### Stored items
▶
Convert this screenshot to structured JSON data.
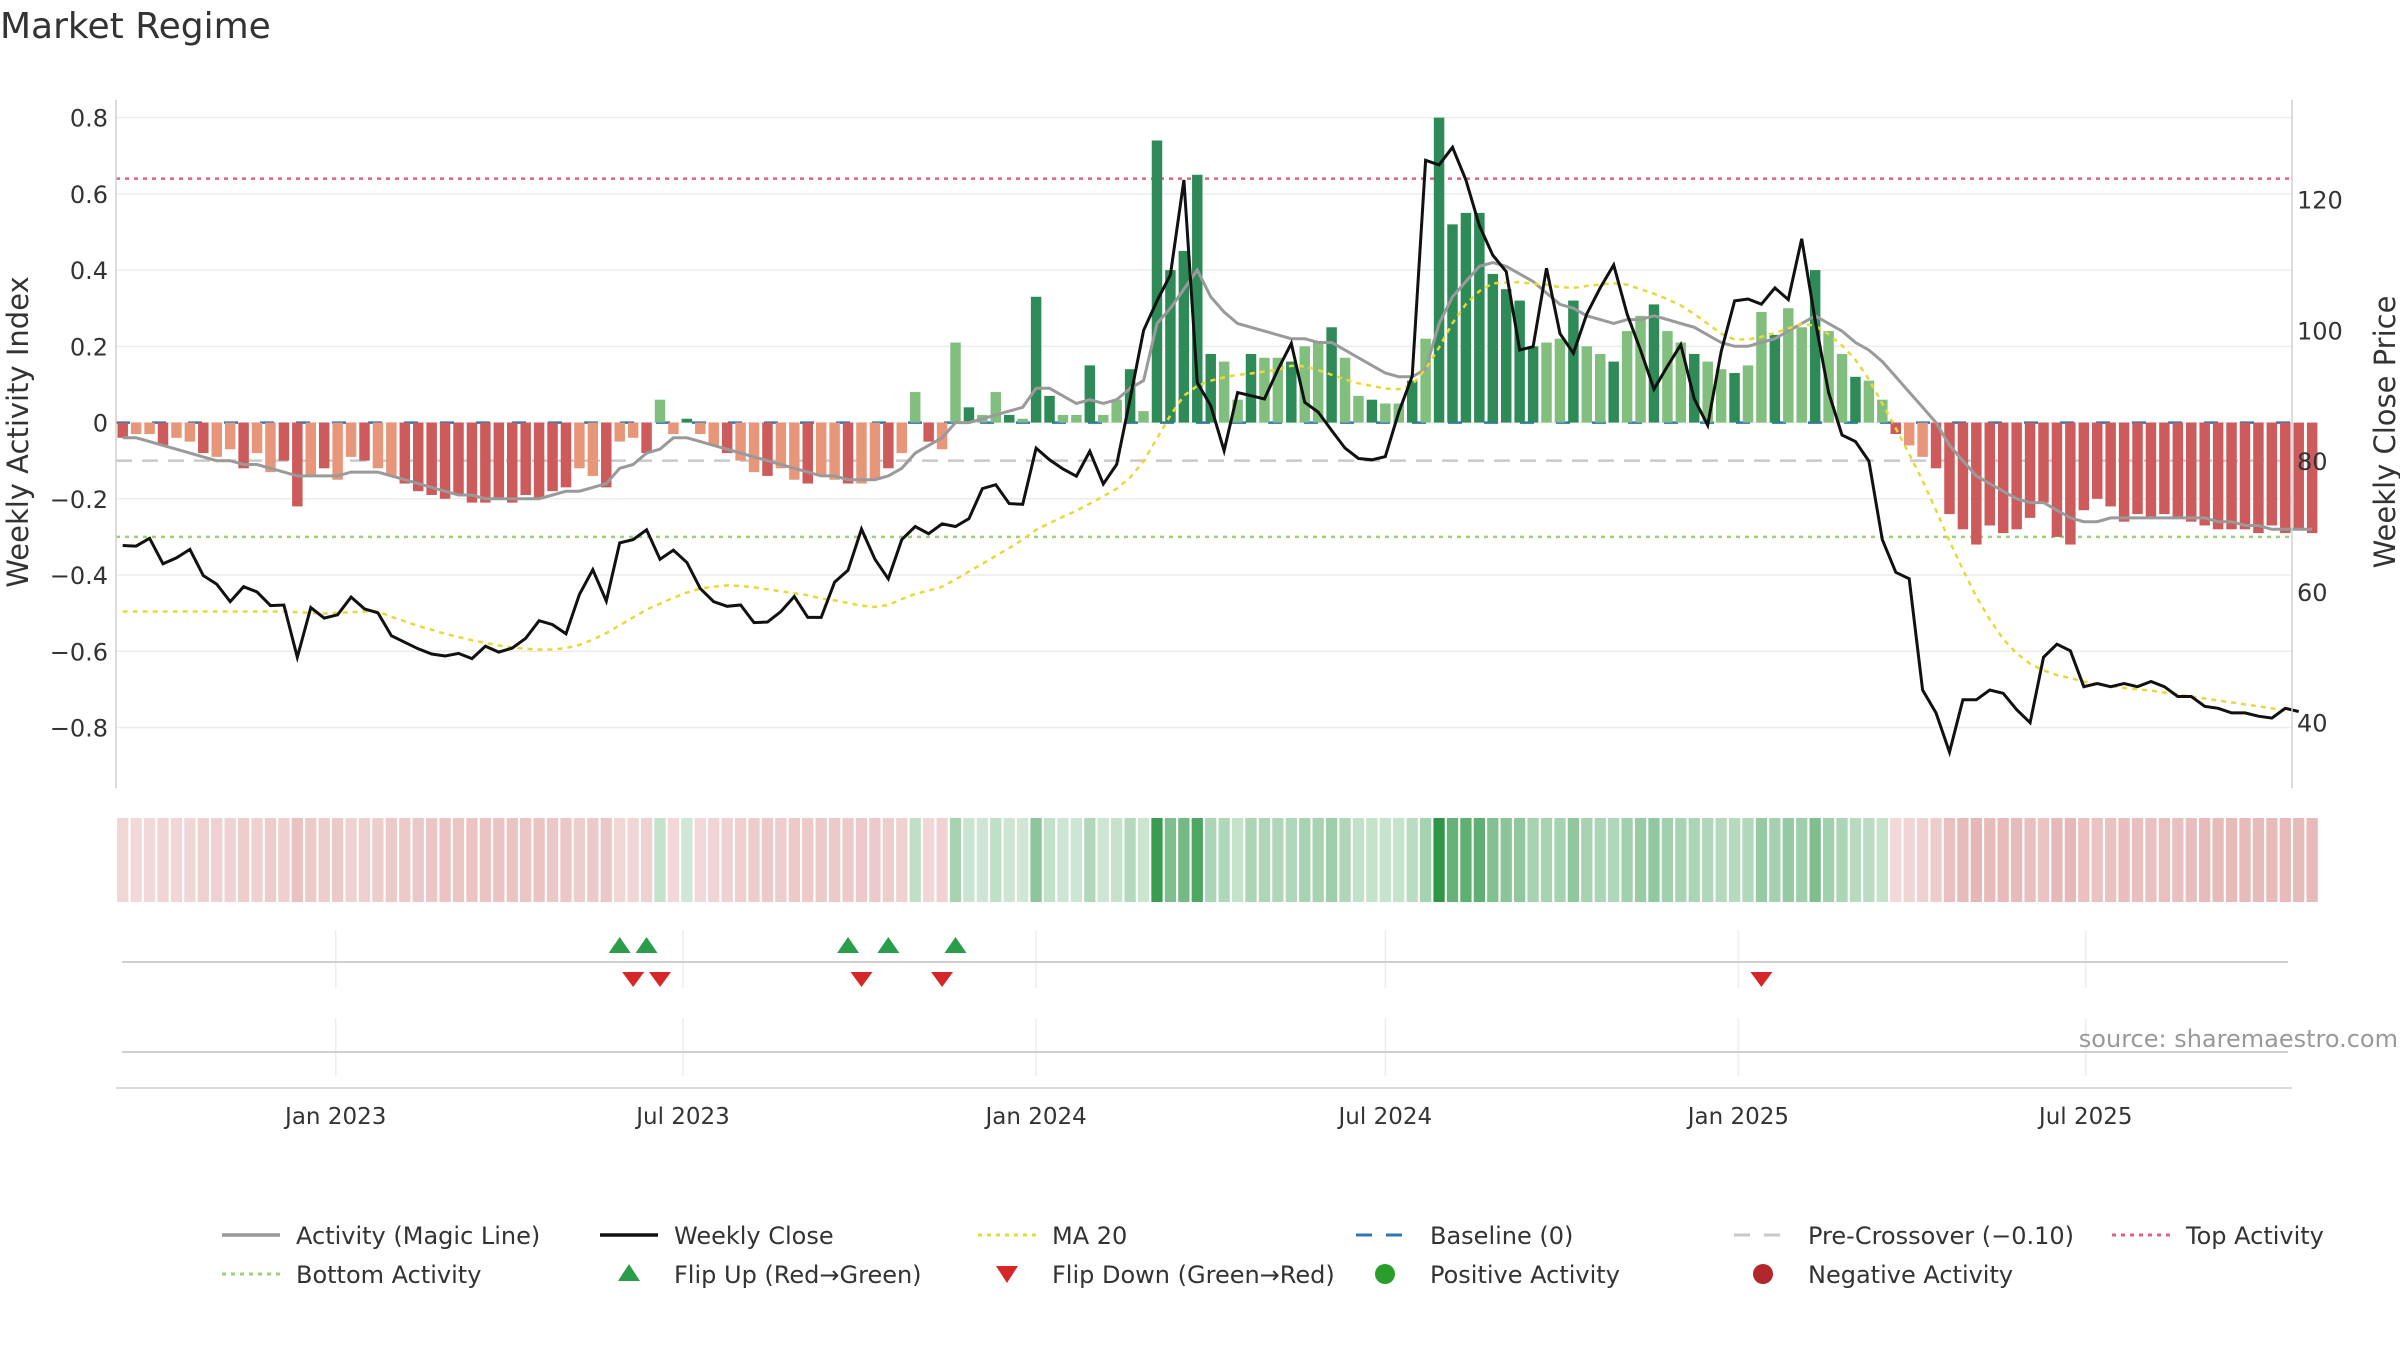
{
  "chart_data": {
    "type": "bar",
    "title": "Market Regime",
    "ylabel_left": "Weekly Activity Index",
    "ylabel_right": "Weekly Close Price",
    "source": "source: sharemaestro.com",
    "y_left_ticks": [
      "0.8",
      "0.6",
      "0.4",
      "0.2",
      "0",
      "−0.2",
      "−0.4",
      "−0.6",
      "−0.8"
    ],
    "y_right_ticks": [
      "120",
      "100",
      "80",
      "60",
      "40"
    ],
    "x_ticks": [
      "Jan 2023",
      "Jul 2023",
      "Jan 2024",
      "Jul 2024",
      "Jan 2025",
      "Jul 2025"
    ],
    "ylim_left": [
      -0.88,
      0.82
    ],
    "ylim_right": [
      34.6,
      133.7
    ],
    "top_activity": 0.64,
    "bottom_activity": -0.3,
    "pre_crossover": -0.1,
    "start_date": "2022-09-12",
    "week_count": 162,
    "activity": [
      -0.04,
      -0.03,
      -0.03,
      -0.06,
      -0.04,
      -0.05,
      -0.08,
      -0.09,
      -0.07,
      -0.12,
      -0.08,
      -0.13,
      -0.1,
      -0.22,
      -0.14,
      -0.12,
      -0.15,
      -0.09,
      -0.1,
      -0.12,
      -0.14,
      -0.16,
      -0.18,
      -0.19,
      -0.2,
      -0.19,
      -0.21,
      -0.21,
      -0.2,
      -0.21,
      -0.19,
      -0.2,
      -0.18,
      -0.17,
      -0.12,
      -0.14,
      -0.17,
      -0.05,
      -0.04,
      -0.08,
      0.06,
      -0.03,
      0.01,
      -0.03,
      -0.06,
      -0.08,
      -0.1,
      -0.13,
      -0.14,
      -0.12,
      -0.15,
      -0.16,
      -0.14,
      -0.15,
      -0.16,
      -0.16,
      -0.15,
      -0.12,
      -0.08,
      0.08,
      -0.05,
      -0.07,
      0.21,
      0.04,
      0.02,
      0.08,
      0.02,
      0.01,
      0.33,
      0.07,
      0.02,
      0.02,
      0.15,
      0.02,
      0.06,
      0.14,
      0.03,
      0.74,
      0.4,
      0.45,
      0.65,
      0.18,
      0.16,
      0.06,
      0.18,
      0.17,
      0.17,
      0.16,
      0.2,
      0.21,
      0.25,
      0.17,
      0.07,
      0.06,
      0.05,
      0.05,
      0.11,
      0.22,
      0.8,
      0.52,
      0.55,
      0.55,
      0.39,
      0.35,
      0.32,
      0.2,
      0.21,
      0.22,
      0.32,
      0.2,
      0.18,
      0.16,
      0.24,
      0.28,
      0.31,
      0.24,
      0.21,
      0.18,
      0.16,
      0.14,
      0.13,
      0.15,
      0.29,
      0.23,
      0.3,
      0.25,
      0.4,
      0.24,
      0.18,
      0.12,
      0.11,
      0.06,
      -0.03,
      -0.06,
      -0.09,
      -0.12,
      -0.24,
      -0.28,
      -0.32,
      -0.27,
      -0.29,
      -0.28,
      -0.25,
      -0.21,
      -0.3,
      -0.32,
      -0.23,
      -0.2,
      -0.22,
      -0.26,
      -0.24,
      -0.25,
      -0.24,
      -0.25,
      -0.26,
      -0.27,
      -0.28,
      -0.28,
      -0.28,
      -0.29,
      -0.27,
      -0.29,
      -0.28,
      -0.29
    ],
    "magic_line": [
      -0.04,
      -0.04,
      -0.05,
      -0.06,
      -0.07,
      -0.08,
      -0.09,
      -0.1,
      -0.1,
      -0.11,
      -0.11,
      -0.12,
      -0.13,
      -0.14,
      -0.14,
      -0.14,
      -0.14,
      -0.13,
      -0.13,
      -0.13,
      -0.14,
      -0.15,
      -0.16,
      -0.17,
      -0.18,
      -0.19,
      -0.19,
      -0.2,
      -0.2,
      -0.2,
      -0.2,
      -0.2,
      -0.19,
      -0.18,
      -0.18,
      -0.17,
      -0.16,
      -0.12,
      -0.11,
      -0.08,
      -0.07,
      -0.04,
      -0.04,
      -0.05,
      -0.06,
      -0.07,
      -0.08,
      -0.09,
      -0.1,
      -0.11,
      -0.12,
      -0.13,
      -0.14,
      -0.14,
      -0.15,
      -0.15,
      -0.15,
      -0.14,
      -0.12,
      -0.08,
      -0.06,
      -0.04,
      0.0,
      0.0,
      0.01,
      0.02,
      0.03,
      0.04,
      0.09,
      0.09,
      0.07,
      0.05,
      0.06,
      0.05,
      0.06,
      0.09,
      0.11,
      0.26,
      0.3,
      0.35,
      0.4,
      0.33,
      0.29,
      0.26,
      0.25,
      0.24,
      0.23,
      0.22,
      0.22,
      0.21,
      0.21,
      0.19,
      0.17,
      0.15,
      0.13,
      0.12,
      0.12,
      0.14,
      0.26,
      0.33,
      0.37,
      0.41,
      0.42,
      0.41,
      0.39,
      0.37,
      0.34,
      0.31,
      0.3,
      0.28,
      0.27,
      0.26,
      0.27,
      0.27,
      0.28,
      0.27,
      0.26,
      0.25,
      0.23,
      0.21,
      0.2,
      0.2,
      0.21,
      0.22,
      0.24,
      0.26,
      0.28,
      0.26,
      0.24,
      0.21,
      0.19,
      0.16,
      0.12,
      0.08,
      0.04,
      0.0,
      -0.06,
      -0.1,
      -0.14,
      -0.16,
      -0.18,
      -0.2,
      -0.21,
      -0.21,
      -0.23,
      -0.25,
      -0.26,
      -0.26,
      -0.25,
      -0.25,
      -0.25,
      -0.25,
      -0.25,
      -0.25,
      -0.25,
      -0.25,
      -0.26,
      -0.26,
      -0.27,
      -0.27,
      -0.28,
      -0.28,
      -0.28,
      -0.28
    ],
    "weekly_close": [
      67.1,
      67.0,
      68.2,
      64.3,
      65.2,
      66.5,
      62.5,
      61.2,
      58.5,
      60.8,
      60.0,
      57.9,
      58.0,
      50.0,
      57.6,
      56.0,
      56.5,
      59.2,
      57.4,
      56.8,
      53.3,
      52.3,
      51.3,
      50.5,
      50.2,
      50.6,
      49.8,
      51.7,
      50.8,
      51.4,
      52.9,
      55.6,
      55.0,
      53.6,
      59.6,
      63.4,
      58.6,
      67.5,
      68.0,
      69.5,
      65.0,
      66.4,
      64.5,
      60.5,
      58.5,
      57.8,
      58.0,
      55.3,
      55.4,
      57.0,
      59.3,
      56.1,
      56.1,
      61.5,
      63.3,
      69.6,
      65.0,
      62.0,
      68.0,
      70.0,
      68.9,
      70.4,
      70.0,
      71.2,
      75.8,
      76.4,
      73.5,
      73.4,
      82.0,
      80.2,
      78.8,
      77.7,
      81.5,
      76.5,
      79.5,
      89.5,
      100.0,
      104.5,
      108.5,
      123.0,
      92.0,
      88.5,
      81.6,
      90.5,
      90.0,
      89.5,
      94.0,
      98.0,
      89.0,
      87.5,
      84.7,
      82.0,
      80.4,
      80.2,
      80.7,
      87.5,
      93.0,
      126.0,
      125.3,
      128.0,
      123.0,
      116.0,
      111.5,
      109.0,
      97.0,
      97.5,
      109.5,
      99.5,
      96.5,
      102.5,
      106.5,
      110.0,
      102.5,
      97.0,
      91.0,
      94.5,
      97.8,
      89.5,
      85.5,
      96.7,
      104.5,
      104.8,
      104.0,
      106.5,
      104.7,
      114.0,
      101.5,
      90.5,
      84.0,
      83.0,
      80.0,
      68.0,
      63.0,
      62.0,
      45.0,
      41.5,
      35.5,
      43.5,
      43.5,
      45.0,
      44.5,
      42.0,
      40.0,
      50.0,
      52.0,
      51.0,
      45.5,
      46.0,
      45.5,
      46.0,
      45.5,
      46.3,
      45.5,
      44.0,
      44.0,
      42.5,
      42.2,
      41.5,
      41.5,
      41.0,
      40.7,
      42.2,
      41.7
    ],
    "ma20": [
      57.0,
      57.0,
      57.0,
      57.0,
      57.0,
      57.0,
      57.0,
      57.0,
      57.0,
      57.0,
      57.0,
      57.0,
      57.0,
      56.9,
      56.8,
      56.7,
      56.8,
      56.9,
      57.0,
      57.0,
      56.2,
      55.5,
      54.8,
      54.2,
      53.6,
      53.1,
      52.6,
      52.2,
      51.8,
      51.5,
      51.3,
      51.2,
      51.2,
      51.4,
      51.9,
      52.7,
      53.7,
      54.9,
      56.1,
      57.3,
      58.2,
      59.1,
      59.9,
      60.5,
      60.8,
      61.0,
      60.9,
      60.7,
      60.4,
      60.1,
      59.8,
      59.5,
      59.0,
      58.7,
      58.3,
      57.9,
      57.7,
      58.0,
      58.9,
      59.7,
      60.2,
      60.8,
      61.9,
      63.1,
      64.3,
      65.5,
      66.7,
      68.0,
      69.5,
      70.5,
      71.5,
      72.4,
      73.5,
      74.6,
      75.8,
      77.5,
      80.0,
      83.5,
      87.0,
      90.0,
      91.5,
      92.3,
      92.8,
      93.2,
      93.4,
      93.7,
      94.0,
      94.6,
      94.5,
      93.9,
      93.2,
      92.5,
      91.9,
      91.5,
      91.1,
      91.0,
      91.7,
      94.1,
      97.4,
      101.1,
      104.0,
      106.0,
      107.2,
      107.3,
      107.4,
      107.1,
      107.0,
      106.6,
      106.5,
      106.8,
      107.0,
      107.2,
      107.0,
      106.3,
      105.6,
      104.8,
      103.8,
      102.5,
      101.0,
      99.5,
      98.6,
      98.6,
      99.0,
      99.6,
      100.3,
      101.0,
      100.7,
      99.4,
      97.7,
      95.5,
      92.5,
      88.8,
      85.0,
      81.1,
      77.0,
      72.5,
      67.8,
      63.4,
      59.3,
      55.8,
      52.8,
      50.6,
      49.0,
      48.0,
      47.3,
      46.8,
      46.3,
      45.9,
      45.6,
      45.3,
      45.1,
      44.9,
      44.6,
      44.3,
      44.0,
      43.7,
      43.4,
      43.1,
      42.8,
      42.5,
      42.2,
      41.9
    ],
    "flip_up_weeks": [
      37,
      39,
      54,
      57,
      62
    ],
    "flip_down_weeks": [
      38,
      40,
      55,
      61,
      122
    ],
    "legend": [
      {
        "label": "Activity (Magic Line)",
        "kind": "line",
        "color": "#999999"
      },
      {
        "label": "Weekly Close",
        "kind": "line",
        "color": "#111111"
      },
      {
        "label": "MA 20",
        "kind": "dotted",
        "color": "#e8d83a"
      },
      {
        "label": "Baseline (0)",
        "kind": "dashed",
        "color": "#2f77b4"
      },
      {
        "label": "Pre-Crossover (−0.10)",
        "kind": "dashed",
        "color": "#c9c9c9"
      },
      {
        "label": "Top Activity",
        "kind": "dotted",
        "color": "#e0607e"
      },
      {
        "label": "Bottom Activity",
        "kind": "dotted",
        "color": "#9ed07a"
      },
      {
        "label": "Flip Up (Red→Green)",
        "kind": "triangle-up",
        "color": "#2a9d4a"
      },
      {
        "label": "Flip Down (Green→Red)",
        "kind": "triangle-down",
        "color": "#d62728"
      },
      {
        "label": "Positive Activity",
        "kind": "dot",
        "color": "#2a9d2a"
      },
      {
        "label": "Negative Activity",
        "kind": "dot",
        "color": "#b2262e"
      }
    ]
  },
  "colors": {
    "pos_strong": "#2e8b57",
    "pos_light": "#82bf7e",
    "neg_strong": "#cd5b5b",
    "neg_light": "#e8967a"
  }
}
◀
### WHAT YOU HAVE TO DO
For the entries shown above, give the number of lines that include the word "triangle", without any other text.

### REPLY TO THE EXERCISE
2